• **Excerpt to read**:
────
by ikegami (Pope) on Oct 20, 2006 at 17:39 UTC

    If using socket

    Bind to port zero. The system will pick an unused port. You can find out the number of the port to which the socket was bound as follows:

    use Socket qw( sockaddr_in ); my $port = (sockaddr_in(getsockname(SOCK)))[0]; print("Listening to port $port.\n");

    If using IO::Socket/IO::Socket::INET

    Don't specify a LocalPort or use LocalPort => 0. The system will pick an unused port. You can find out the number of the port to which the socket was bound as follows:

    my $port = $sock->sockport(); print("Listening to port $port.\n");

    Update: Added IO::Socket method.

      I have one more question. I'm interested in this problem of finding an unused port on a local system too. It's for some client/server based IPC. Given any method of those mentioned here (I prefer yours most), how would I go to communicate it to possible clients? One way could be to write that info into a (configuration) file, as the OP suggests. But that is somewhat unsatisfactory because if I wanted to make the processes communicate through files I may have chosen to do by means e.g. of a named pipe in the first place.

      Of course I may set up a predefined port, and failing that, use a workaround. On the client side, if the server doesn't respond, and only then, the client itself may check a suitable file. However how do people generally deal with this problem? (If it is a problem at all...)

        It's hard to answer without knowing what you are doing. What's the difference between the server on port A and the one on port B? Or rather, why would someone want to connect to the server on port A as opposed to one on port B?

        Generically speaking, the problem is the same as finding a someone's phone number. How do you that? Maybe you search a directory. Maybe you ask someone who knows. In both of these, you query an external system.

        Therefore, a possible solution is to have the server communicate it's vitals to a directory server. The client (user or program) then selects the server to which it wishes to connect from the directory.
────
• **Listed entries**:
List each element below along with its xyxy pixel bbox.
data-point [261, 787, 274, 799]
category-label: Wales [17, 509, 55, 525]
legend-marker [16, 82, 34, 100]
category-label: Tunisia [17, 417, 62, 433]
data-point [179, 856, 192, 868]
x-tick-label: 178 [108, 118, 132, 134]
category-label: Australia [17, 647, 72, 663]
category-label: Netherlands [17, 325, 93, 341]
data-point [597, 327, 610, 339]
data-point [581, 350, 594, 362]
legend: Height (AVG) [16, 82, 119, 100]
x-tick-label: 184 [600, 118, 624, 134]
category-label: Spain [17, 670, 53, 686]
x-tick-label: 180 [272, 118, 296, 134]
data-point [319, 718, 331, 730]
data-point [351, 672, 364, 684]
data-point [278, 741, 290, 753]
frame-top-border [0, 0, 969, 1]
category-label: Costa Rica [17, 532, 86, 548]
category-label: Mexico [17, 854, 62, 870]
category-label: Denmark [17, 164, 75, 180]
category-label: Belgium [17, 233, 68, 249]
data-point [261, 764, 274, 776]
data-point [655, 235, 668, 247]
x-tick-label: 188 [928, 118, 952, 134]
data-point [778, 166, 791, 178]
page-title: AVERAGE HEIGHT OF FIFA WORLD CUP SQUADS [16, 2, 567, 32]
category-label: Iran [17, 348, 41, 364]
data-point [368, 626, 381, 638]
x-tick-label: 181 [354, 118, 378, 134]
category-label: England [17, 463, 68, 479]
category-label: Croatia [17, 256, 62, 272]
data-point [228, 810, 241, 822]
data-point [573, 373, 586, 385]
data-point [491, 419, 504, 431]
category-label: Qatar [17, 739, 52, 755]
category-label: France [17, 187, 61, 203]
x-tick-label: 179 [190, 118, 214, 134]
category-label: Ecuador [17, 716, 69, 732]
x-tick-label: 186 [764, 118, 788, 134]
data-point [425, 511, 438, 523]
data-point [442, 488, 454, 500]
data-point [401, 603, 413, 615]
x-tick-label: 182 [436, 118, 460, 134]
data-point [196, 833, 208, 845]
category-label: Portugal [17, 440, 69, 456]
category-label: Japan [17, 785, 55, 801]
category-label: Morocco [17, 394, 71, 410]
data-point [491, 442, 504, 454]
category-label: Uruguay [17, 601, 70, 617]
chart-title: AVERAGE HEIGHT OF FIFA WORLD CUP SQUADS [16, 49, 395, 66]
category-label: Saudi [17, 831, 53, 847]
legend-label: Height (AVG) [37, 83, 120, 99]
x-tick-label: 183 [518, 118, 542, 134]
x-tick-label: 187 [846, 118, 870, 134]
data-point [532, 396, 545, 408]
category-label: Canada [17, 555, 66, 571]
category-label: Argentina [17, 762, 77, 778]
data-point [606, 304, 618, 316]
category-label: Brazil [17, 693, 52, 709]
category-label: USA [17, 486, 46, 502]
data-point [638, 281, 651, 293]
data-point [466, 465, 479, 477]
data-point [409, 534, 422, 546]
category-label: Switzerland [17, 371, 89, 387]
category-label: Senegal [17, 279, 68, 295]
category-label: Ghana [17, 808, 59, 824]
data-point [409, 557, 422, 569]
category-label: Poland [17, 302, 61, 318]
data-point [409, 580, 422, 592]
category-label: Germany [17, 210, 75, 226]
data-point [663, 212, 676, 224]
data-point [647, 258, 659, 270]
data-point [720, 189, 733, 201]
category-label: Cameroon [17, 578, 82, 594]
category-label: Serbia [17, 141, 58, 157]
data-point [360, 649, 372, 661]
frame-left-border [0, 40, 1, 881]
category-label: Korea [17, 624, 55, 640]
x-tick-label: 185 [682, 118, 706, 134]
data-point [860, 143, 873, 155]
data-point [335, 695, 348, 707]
────
• **Tasks to carry out**:
**1.** In the discussion of finding an unused port, what should you do about LocalPort with IO::Socket::INET so the system picks the port?
**2.** In the discussion of finding an unused port, why does the person asking the follow-up question find it unsatisfactory to write the port number into a configuration file? Answer in one to three sentences.
**3.** Resume the discussion of finding an unused port, starting after its final sentence.
The items come from a separate source and have no connection to the text.

• **Answers given**:
**1.** Don't specify a LocalPort, or use LocalPort => 0.

**2.** If the processes were going to communicate through files anyway, the person might as well have used something like a named pipe in the first place.

**3.**
        For example, ICQ used to work this way (before changes were made to fight spam and privacy invasion). The ICQ client would become a server and then connect to the central ICQ server. Someone wishing to send you a message would query the central ICQ server for your IP address.

        Another example is battle.net. People wishing to play Starcraft over the internet log into the battle.net chat server (through the game). When someone creates (hosts) a game, Starcraft contacts battle.net letting it know at which IP the game resides. battle.net would present a list of running games to users and passes on the IP address and port to people wanting to join.

        Update: Added examples.

        portmap is the traditional UNIX RPC way of doing this. It has just one service on a well-known port, which allows you to ask for a service by name and get the port it's currently running on.

        It may be overkill for your application, but maybe implementing something simpler with a SOAP interface would work.

      That's a good trick to know, but it won't work for me, since the server I'm starting is written in C++. My Perl code is an external controller for the server and will also act as a client. (UPDATE: FYI it's a test script)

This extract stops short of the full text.